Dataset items
********************

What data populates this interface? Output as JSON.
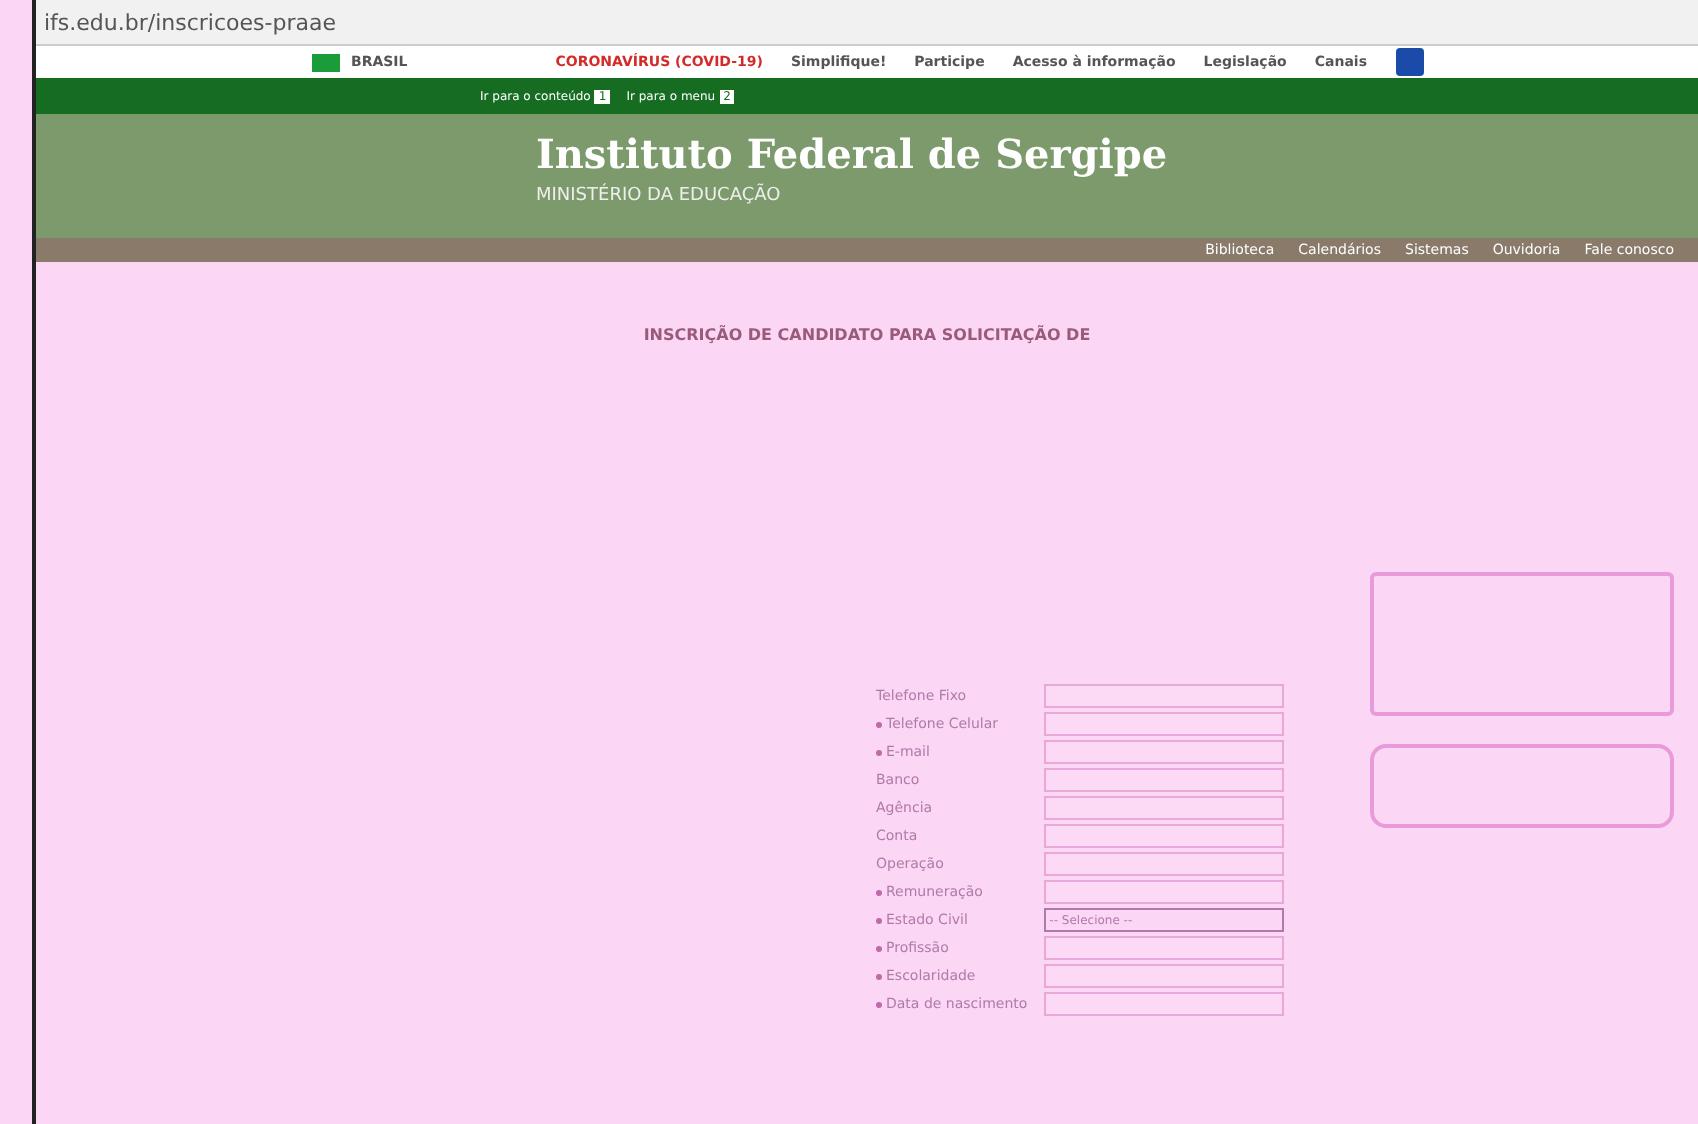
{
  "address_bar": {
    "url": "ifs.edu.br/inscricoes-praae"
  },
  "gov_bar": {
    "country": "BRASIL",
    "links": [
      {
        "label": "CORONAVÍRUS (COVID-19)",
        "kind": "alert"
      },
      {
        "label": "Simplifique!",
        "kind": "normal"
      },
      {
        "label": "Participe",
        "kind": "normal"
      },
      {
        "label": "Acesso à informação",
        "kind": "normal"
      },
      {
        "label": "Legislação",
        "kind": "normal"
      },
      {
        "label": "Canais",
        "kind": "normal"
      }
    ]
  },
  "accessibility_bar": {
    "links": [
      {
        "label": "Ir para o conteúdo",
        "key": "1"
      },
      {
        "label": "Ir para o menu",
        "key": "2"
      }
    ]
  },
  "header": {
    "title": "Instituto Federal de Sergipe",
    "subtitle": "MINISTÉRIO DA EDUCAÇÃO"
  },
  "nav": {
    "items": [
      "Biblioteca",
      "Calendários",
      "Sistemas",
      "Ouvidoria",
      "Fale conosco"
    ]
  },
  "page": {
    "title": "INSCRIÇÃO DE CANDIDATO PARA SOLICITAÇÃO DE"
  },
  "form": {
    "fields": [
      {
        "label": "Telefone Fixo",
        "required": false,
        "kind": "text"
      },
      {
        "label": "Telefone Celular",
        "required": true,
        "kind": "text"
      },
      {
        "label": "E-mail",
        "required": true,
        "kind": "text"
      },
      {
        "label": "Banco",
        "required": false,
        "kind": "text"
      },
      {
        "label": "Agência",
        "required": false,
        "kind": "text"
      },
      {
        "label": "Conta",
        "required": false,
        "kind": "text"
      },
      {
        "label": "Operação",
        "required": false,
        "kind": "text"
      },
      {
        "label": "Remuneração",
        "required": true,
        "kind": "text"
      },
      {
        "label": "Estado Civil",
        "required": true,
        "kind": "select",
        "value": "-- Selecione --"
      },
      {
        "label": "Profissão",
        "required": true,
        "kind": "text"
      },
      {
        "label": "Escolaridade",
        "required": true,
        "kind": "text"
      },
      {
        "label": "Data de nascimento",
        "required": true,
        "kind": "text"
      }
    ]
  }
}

********************

What is needed
Repeat each entry precisely as it appears. Leave the pictures out.

Response to the exercise
What data populates this interface? Output as JSON.
{
  "address_bar": {
    "url": "ifs.edu.br/inscricoes-praae"
  },
  "gov_bar": {
    "country": "BRASIL",
    "links": [
      {
        "label": "CORONAVÍRUS (COVID-19)",
        "kind": "alert"
      },
      {
        "label": "Simplifique!",
        "kind": "normal"
      },
      {
        "label": "Participe",
        "kind": "normal"
      },
      {
        "label": "Acesso à informação",
        "kind": "normal"
      },
      {
        "label": "Legislação",
        "kind": "normal"
      },
      {
        "label": "Canais",
        "kind": "normal"
      }
    ]
  },
  "accessibility_bar": {
    "links": [
      {
        "label": "Ir para o conteúdo",
        "key": "1"
      },
      {
        "label": "Ir para o menu",
        "key": "2"
      }
    ]
  },
  "header": {
    "title": "Instituto Federal de Sergipe",
    "subtitle": "MINISTÉRIO DA EDUCAÇÃO"
  },
  "nav": {
    "items": [
      "Biblioteca",
      "Calendários",
      "Sistemas",
      "Ouvidoria",
      "Fale conosco"
    ]
  },
  "page": {
    "title": "INSCRIÇÃO DE CANDIDATO PARA SOLICITAÇÃO DE"
  },
  "form": {
    "fields": [
      {
        "label": "Telefone Fixo",
        "required": false,
        "kind": "text"
      },
      {
        "label": "Telefone Celular",
        "required": true,
        "kind": "text"
      },
      {
        "label": "E-mail",
        "required": true,
        "kind": "text"
      },
      {
        "label": "Banco",
        "required": false,
        "kind": "text"
      },
      {
        "label": "Agência",
        "required": false,
        "kind": "text"
      },
      {
        "label": "Conta",
        "required": false,
        "kind": "text"
      },
      {
        "label": "Operação",
        "required": false,
        "kind": "text"
      },
      {
        "label": "Remuneração",
        "required": true,
        "kind": "text"
      },
      {
        "label": "Estado Civil",
        "required": true,
        "kind": "select",
        "value": "-- Selecione --"
      },
      {
        "label": "Profissão",
        "required": true,
        "kind": "text"
      },
      {
        "label": "Escolaridade",
        "required": true,
        "kind": "text"
      },
      {
        "label": "Data de nascimento",
        "required": true,
        "kind": "text"
      }
    ]
  }
}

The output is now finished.